TEXT TO READ -
]> git.ipfire.org Git - thirdparty/openembedded/openembedded-core-contrib.git/commitdiff
lttng-tools: Backport ptest fix
authorRichard Purdie <richard.purdie@linuxfoundation.org>
Mon, 13 Dec 2021 22:59:23 +0000 (22:59 +0000)
committerRichard Purdie <richard.purdie@linuxfoundation.org>
Tue, 14 Dec 2021 22:45:40 +0000 (22:45 +0000)
Add a backport and a dependency from upstream to help address one of the lttng-tools
ptest relayd hangs we've been seeing on the autobuilder.

Signed-off-by: Richard Purdie <richard.purdie@linuxfoundation.org>
meta/recipes-kernel/lttng/lttng-tools/87250ba19aec78f36e301494a03f5678fcb6fbb4.patch [new file with mode: 0644]
meta/recipes-kernel/lttng/lttng-tools/8f0646a03fbf31c19b85ec367dc2c3db56e6dbf7.patch [new file with mode: 0644]
meta/recipes-kernel/lttng/lttng-tools_2.13.1.bb

diff --git a/meta/recipes-kernel/lttng/lttng-tools/87250ba19aec78f36e301494a03f5678fcb6fbb4.patch b/meta/recipes-kernel/lttng/lttng-tools/87250ba19aec78f36e301494a03f5678fcb6fbb4.patch
new file mode 100644 (file)

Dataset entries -

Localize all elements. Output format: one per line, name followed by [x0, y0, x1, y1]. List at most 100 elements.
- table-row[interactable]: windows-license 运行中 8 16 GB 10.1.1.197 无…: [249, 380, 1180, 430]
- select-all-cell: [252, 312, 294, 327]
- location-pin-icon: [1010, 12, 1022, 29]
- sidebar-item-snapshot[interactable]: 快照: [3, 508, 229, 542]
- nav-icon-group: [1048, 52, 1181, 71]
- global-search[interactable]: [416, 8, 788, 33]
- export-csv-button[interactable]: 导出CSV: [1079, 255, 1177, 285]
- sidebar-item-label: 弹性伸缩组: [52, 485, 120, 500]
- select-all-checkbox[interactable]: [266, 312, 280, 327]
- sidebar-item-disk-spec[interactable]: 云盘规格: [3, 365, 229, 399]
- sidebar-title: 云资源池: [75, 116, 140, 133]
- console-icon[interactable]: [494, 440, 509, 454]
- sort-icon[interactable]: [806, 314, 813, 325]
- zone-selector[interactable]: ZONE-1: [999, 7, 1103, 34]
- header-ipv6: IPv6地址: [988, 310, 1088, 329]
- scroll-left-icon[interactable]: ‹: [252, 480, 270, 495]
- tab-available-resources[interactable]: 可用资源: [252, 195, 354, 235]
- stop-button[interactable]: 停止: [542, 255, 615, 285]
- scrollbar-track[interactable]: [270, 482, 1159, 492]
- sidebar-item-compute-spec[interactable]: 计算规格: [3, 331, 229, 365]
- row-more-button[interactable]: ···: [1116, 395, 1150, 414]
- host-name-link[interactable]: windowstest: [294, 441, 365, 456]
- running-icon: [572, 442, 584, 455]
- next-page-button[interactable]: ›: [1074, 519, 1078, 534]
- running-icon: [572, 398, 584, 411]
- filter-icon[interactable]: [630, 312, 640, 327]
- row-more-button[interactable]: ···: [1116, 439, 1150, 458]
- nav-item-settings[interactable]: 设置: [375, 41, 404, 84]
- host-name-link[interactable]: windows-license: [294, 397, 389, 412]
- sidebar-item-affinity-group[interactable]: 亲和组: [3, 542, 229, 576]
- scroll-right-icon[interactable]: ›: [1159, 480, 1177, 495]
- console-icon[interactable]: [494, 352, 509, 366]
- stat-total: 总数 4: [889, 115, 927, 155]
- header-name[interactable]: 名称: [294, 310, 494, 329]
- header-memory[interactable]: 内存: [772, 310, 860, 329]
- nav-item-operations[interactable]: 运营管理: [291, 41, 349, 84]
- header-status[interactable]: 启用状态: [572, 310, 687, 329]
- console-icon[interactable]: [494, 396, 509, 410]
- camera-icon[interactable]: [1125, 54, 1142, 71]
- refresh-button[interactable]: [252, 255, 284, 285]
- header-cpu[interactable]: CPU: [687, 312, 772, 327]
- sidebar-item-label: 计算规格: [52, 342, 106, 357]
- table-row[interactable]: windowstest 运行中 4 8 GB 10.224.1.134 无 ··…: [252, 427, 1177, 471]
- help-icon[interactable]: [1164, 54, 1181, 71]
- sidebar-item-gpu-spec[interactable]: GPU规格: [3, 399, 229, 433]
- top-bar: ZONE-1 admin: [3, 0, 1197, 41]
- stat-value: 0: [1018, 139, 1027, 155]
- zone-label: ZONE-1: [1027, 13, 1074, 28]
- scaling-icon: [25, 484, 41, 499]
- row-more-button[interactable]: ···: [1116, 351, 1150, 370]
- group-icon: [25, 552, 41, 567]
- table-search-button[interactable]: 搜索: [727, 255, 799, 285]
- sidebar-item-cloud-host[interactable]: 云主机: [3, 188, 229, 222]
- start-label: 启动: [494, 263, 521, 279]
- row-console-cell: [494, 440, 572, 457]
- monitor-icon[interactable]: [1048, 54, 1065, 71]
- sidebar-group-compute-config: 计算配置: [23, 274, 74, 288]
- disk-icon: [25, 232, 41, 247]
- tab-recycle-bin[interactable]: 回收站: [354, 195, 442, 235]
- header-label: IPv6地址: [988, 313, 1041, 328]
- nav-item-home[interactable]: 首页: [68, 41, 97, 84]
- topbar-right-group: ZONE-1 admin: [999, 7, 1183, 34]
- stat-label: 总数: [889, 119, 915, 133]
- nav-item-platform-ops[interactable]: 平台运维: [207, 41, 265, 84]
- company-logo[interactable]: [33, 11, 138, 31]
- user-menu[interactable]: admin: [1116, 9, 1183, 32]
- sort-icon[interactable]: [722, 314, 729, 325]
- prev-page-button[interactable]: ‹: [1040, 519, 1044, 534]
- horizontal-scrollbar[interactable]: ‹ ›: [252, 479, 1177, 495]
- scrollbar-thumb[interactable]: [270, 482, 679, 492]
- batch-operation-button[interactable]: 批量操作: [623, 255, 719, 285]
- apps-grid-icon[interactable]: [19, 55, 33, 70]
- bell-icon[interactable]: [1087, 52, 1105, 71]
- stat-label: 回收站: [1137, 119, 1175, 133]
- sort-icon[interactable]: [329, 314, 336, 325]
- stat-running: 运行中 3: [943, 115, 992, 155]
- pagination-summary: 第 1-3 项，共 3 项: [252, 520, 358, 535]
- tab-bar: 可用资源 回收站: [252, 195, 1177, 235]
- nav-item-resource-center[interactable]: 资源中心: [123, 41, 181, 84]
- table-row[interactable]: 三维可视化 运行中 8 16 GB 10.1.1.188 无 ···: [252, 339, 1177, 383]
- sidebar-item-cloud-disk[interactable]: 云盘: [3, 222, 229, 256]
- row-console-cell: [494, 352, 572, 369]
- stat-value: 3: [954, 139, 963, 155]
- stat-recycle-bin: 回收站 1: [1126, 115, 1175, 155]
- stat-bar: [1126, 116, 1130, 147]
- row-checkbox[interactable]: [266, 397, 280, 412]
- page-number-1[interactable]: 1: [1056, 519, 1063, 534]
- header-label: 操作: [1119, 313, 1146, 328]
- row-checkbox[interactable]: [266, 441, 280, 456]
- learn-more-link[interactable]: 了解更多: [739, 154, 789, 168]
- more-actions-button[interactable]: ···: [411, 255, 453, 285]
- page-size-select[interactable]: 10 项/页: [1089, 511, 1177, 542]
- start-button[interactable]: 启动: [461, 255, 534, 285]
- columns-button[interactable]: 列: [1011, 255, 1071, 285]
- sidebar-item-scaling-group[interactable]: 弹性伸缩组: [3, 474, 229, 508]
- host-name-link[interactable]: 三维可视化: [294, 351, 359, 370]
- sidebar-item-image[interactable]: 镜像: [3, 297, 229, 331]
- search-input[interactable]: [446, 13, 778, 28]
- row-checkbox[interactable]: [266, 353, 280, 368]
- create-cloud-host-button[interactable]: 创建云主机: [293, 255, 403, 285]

PROBLEMS AND TASKS -
(1) Output the passage of the commit page starting with "committerRichard Purdie <richard.purdie@linuxfoundation.org>" and going on through "mode 100644 (file)".
(2) According to the commit page, what problem is the backport and dependency meant to help address?
The dataset entries are material separate from the commit page.

PER-TASK ANSWERS -
(1)
committerRichard Purdie <richard.purdie@linuxfoundation.org>
Tue, 14 Dec 2021 22:45:40 +0000 (22:45 +0000)
Add a backport and a dependency from upstream to help address one of the lttng-tools
ptest relayd hangs we've been seeing on the autobuilder.

Signed-off-by: Richard Purdie <richard.purdie@linuxfoundation.org>
meta/recipes-kernel/lttng/lttng-tools/87250ba19aec78f36e301494a03f5678fcb6fbb4.patch [new file with mode: 0644]
meta/recipes-kernel/lttng/lttng-tools/8f0646a03fbf31c19b85ec367dc2c3db56e6dbf7.patch [new file with mode: 0644]
meta/recipes-kernel/lttng/lttng-tools_2.13.1.bb

diff --git a/meta/recipes-kernel/lttng/lttng-tools/87250ba19aec78f36e301494a03f5678fcb6fbb4.patch b/meta/recipes-kernel/lttng/lttng-tools/87250ba19aec78f36e301494a03f5678fcb6fbb4.patch
new file mode 100644 (file)

(2) One of the lttng-tools ptest relayd hangs seen on the autobuilder.